▶ _The task_
Output the data exactly, with every line intact.
# # # #
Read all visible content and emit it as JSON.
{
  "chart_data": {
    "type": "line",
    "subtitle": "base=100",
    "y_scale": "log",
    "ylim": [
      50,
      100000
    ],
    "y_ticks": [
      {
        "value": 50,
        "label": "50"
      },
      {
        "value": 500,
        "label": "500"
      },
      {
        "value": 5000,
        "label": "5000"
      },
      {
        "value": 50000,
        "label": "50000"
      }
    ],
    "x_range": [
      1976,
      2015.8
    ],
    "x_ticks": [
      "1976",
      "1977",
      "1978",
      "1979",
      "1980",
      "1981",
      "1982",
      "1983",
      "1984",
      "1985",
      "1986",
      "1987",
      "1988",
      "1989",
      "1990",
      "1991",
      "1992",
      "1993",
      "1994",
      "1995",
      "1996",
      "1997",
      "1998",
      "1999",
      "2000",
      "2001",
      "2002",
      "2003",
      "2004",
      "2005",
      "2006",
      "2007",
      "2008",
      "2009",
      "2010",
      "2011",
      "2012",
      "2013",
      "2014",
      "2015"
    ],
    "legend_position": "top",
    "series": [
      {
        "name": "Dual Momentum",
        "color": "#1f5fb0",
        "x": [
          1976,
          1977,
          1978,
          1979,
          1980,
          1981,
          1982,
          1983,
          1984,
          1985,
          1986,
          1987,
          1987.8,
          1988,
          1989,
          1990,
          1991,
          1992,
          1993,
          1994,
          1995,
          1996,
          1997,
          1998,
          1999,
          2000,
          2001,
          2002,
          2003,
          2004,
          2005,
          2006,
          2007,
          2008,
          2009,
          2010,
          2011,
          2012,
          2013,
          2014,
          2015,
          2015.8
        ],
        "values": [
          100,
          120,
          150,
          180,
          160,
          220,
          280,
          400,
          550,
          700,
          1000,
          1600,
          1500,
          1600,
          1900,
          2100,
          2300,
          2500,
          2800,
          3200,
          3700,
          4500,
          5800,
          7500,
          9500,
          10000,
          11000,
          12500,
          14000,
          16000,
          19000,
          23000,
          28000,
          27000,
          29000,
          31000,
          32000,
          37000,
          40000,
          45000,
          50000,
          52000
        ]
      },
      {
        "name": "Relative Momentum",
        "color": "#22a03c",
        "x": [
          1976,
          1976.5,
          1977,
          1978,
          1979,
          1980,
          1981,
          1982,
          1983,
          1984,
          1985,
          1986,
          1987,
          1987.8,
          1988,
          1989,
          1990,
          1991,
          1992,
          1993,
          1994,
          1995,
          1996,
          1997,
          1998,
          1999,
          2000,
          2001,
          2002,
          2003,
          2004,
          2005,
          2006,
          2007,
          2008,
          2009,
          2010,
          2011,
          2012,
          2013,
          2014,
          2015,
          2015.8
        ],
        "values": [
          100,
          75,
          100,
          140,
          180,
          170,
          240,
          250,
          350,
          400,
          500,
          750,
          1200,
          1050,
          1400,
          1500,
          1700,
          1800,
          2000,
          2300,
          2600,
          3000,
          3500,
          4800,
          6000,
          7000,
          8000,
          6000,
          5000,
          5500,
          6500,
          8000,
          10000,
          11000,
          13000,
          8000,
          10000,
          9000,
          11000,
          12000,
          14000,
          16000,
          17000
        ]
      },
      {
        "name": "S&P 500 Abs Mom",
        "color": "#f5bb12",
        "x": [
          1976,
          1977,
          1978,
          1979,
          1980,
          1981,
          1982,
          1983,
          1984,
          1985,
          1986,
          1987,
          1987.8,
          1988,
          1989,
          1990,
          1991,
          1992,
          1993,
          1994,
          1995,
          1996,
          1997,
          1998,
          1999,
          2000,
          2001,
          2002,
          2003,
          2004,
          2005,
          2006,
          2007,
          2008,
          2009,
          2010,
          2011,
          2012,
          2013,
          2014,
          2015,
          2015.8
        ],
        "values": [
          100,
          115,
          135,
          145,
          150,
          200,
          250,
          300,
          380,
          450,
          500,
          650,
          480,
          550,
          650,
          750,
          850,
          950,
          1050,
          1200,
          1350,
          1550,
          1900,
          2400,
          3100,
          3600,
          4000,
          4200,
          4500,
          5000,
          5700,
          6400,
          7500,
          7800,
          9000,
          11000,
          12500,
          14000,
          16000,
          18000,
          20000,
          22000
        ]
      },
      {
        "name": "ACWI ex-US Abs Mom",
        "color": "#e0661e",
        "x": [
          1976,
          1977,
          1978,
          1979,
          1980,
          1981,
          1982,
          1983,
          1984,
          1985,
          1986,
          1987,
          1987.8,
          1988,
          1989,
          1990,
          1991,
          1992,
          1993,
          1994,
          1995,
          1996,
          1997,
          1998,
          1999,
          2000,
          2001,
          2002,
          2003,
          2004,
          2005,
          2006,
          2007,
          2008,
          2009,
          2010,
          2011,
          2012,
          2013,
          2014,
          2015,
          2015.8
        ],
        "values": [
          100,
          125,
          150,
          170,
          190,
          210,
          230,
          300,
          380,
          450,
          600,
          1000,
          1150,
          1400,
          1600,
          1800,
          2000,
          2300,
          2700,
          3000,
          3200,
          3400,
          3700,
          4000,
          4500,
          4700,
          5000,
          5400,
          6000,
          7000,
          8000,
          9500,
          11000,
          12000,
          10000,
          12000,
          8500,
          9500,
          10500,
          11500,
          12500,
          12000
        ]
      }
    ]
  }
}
# # # #
▶ _Expected answer_
Read all visible content and emit it as JSON.
{
  "chart_data": {
    "type": "line",
    "subtitle": "base=100",
    "y_scale": "log",
    "ylim": [
      50,
      100000
    ],
    "y_ticks": [
      {
        "value": 50,
        "label": "50"
      },
      {
        "value": 500,
        "label": "500"
      },
      {
        "value": 5000,
        "label": "5000"
      },
      {
        "value": 50000,
        "label": "50000"
      }
    ],
    "x_range": [
      1976,
      2015.8
    ],
    "x_ticks": [
      "1976",
      "1977",
      "1978",
      "1979",
      "1980",
      "1981",
      "1982",
      "1983",
      "1984",
      "1985",
      "1986",
      "1987",
      "1988",
      "1989",
      "1990",
      "1991",
      "1992",
      "1993",
      "1994",
      "1995",
      "1996",
      "1997",
      "1998",
      "1999",
      "2000",
      "2001",
      "2002",
      "2003",
      "2004",
      "2005",
      "2006",
      "2007",
      "2008",
      "2009",
      "2010",
      "2011",
      "2012",
      "2013",
      "2014",
      "2015"
    ],
    "legend_position": "top",
    "series": [
      {
        "name": "Dual Momentum",
        "color": "#1f5fb0",
        "x": [
          1976,
          1977,
          1978,
          1979,
          1980,
          1981,
          1982,
          1983,
          1984,
          1985,
          1986,
          1987,
          1987.8,
          1988,
          1989,
          1990,
          1991,
          1992,
          1993,
          1994,
          1995,
          1996,
          1997,
          1998,
          1999,
          2000,
          2001,
          2002,
          2003,
          2004,
          2005,
          2006,
          2007,
          2008,
          2009,
          2010,
          2011,
          2012,
          2013,
          2014,
          2015,
          2015.8
        ],
        "values": [
          100,
          120,
          150,
          180,
          160,
          220,
          280,
          400,
          550,
          700,
          1000,
          1600,
          1500,
          1600,
          1900,
          2100,
          2300,
          2500,
          2800,
          3200,
          3700,
          4500,
          5800,
          7500,
          9500,
          10000,
          11000,
          12500,
          14000,
          16000,
          19000,
          23000,
          28000,
          27000,
          29000,
          31000,
          32000,
          37000,
          40000,
          45000,
          50000,
          52000
        ]
      },
      {
        "name": "Relative Momentum",
        "color": "#22a03c",
        "x": [
          1976,
          1976.5,
          1977,
          1978,
          1979,
          1980,
          1981,
          1982,
          1983,
          1984,
          1985,
          1986,
          1987,
          1987.8,
          1988,
          1989,
          1990,
          1991,
          1992,
          1993,
          1994,
          1995,
          1996,
          1997,
          1998,
          1999,
          2000,
          2001,
          2002,
          2003,
          2004,
          2005,
          2006,
          2007,
          2008,
          2009,
          2010,
          2011,
          2012,
          2013,
          2014,
          2015,
          2015.8
        ],
        "values": [
          100,
          75,
          100,
          140,
          180,
          170,
          240,
          250,
          350,
          400,
          500,
          750,
          1200,
          1050,
          1400,
          1500,
          1700,
          1800,
          2000,
          2300,
          2600,
          3000,
          3500,
          4800,
          6000,
          7000,
          8000,
          6000,
          5000,
          5500,
          6500,
          8000,
          10000,
          11000,
          13000,
          8000,
          10000,
          9000,
          11000,
          12000,
          14000,
          16000,
          17000
        ]
      },
      {
        "name": "S&P 500 Abs Mom",
        "color": "#f5bb12",
        "x": [
          1976,
          1977,
          1978,
          1979,
          1980,
          1981,
          1982,
          1983,
          1984,
          1985,
          1986,
          1987,
          1987.8,
          1988,
          1989,
          1990,
          1991,
          1992,
          1993,
          1994,
          1995,
          1996,
          1997,
          1998,
          1999,
          2000,
          2001,
          2002,
          2003,
          2004,
          2005,
          2006,
          2007,
          2008,
          2009,
          2010,
          2011,
          2012,
          2013,
          2014,
          2015,
          2015.8
        ],
        "values": [
          100,
          115,
          135,
          145,
          150,
          200,
          250,
          300,
          380,
          450,
          500,
          650,
          480,
          550,
          650,
          750,
          850,
          950,
          1050,
          1200,
          1350,
          1550,
          1900,
          2400,
          3100,
          3600,
          4000,
          4200,
          4500,
          5000,
          5700,
          6400,
          7500,
          7800,
          9000,
          11000,
          12500,
          14000,
          16000,
          18000,
          20000,
          22000
        ]
      },
      {
        "name": "ACWI ex-US Abs Mom",
        "color": "#e0661e",
        "x": [
          1976,
          1977,
          1978,
          1979,
          1980,
          1981,
          1982,
          1983,
          1984,
          1985,
          1986,
          1987,
          1987.8,
          1988,
          1989,
          1990,
          1991,
          1992,
          1993,
          1994,
          1995,
          1996,
          1997,
          1998,
          1999,
          2000,
          2001,
          2002,
          2003,
          2004,
          2005,
          2006,
          2007,
          2008,
          2009,
          2010,
          2011,
          2012,
          2013,
          2014,
          2015,
          2015.8
        ],
        "values": [
          100,
          125,
          150,
          170,
          190,
          210,
          230,
          300,
          380,
          450,
          600,
          1000,
          1150,
          1400,
          1600,
          1800,
          2000,
          2300,
          2700,
          3000,
          3200,
          3400,
          3700,
          4000,
          4500,
          4700,
          5000,
          5400,
          6000,
          7000,
          8000,
          9500,
          11000,
          12000,
          10000,
          12000,
          8500,
          9500,
          10500,
          11500,
          12500,
          12000
        ]
      }
    ]
  }
}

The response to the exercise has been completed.